## RECORD LIST

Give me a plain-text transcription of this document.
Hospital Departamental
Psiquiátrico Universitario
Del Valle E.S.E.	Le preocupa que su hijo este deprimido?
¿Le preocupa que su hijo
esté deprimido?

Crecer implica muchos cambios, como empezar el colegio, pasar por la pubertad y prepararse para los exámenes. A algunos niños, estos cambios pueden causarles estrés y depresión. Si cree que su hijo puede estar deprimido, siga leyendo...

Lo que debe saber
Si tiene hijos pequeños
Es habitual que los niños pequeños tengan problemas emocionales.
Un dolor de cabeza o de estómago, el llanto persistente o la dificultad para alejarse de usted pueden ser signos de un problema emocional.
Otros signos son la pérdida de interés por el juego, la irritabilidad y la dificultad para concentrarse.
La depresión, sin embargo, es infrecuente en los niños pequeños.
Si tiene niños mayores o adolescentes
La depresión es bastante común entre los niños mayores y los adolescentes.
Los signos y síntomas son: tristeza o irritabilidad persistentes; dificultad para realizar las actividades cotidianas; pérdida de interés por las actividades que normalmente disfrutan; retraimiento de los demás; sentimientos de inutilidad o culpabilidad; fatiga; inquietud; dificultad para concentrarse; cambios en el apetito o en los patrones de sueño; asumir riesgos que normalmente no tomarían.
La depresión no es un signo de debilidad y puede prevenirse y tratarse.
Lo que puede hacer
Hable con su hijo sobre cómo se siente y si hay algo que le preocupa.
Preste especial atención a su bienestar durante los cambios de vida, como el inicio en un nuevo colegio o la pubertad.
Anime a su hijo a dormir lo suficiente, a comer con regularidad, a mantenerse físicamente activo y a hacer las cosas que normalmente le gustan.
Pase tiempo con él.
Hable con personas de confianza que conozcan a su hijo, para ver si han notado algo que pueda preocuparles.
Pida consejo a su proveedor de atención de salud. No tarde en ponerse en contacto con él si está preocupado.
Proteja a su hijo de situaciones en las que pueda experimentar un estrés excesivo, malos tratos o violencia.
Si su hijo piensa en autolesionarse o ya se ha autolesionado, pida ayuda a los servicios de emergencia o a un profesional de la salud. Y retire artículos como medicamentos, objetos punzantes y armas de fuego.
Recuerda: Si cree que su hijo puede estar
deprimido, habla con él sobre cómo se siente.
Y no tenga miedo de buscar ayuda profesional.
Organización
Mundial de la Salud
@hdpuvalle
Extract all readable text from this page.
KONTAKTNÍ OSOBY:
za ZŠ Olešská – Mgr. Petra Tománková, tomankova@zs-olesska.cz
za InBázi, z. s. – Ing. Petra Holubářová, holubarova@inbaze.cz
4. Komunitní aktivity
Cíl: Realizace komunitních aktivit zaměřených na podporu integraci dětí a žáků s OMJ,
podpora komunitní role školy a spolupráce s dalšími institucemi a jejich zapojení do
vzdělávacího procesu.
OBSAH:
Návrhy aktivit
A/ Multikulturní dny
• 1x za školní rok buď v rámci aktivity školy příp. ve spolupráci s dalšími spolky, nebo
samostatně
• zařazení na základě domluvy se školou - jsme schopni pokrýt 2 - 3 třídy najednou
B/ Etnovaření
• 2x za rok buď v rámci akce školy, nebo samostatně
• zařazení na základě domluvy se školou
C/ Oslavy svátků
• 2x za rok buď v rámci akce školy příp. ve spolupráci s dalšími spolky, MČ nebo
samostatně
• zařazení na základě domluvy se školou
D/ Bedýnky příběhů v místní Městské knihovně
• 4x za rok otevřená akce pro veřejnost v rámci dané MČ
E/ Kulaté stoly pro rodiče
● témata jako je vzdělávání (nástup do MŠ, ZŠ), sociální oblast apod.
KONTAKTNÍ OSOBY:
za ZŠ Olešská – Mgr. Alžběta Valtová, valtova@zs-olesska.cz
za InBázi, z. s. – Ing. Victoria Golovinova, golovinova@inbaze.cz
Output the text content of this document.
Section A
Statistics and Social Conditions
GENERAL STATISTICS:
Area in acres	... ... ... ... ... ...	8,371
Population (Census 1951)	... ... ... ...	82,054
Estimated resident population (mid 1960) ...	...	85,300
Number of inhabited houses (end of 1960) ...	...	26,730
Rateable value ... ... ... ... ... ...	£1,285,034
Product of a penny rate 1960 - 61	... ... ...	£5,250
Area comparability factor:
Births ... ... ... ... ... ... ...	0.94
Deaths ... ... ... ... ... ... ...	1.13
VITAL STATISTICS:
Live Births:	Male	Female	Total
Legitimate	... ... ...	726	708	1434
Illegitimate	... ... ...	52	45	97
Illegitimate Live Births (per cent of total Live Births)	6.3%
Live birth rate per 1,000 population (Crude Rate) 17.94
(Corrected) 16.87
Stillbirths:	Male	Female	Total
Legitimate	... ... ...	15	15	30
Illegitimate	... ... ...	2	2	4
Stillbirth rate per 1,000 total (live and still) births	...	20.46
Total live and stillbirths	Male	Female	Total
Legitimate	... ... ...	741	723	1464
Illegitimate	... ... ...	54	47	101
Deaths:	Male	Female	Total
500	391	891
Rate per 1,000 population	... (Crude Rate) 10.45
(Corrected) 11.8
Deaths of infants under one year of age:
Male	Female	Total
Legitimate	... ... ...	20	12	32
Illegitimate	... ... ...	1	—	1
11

## WHAT IS NEEDED
Give the count of lines holding the word "depresión" and nothing more.

## WRITTEN REPLY
4